> **EXERCISE DIRECTIONS**:
Without changing a character, return the entries, but not the images they hold.
::::
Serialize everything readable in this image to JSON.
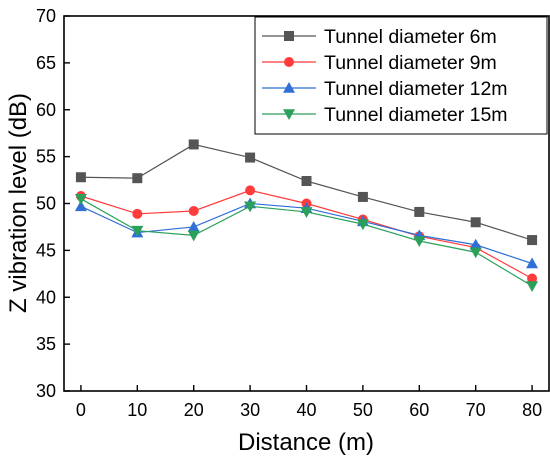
{
  "chart_data": {
    "type": "line",
    "title": "",
    "xlabel": "Distance (m)",
    "ylabel": "Z vibration level (dB)",
    "x": [
      0,
      10,
      20,
      30,
      40,
      50,
      60,
      70,
      80
    ],
    "xlim": [
      -3,
      83
    ],
    "ylim": [
      30,
      70
    ],
    "xticks": [
      0,
      10,
      20,
      30,
      40,
      50,
      60,
      70,
      80
    ],
    "yticks": [
      30,
      35,
      40,
      45,
      50,
      55,
      60,
      65,
      70
    ],
    "grid": false,
    "legend_position": "top-right",
    "series": [
      {
        "name": "Tunnel diameter 6m",
        "color": "#555555",
        "marker": "square",
        "values": [
          52.8,
          52.7,
          56.3,
          54.9,
          52.4,
          50.7,
          49.1,
          48.0,
          46.1
        ]
      },
      {
        "name": "Tunnel diameter 9m",
        "color": "#ff3b3b",
        "marker": "circle",
        "values": [
          50.8,
          48.9,
          49.2,
          51.4,
          50.0,
          48.3,
          46.5,
          45.3,
          42.0
        ]
      },
      {
        "name": "Tunnel diameter 12m",
        "color": "#2f6fd6",
        "marker": "triangle-up",
        "values": [
          49.7,
          46.9,
          47.5,
          50.0,
          49.5,
          48.1,
          46.6,
          45.6,
          43.6
        ]
      },
      {
        "name": "Tunnel diameter 15m",
        "color": "#2aa05a",
        "marker": "triangle-down",
        "values": [
          50.5,
          47.1,
          46.6,
          49.7,
          49.1,
          47.8,
          46.0,
          44.8,
          41.2
        ]
      }
    ]
  }
}
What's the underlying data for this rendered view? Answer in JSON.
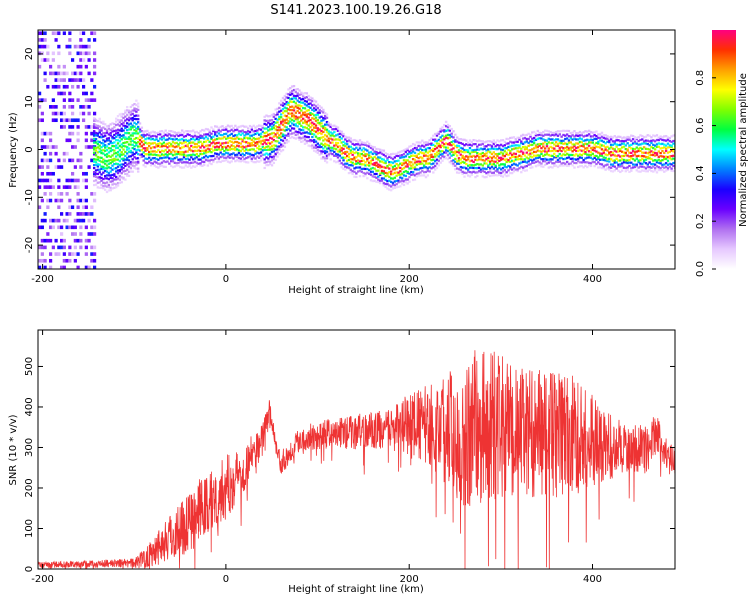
::::
> **RESULT OF THE EXERCISE**:
Serialize everything readable in this image to JSON.
{
  "chart_data": {
    "type": "line",
    "title": "",
    "xlabel": "Distance (m)",
    "ylabel": "Z vibration level (dB)",
    "x": [
      0,
      10,
      20,
      30,
      40,
      50,
      60,
      70,
      80
    ],
    "xlim": [
      -3,
      83
    ],
    "ylim": [
      30,
      70
    ],
    "xticks": [
      0,
      10,
      20,
      30,
      40,
      50,
      60,
      70,
      80
    ],
    "yticks": [
      30,
      35,
      40,
      45,
      50,
      55,
      60,
      65,
      70
    ],
    "grid": false,
    "legend_position": "top-right",
    "series": [
      {
        "name": "Tunnel diameter 6m",
        "color": "#555555",
        "marker": "square",
        "values": [
          52.8,
          52.7,
          56.3,
          54.9,
          52.4,
          50.7,
          49.1,
          48.0,
          46.1
        ]
      },
      {
        "name": "Tunnel diameter 9m",
        "color": "#ff3b3b",
        "marker": "circle",
        "values": [
          50.8,
          48.9,
          49.2,
          51.4,
          50.0,
          48.3,
          46.5,
          45.3,
          42.0
        ]
      },
      {
        "name": "Tunnel diameter 12m",
        "color": "#2f6fd6",
        "marker": "triangle-up",
        "values": [
          49.7,
          46.9,
          47.5,
          50.0,
          49.5,
          48.1,
          46.6,
          45.6,
          43.6
        ]
      },
      {
        "name": "Tunnel diameter 15m",
        "color": "#2aa05a",
        "marker": "triangle-down",
        "values": [
          50.5,
          47.1,
          46.6,
          49.7,
          49.1,
          47.8,
          46.0,
          44.8,
          41.2
        ]
      }
    ]
  }
}
What's the underlying data for this rendered view? Answer in JSON.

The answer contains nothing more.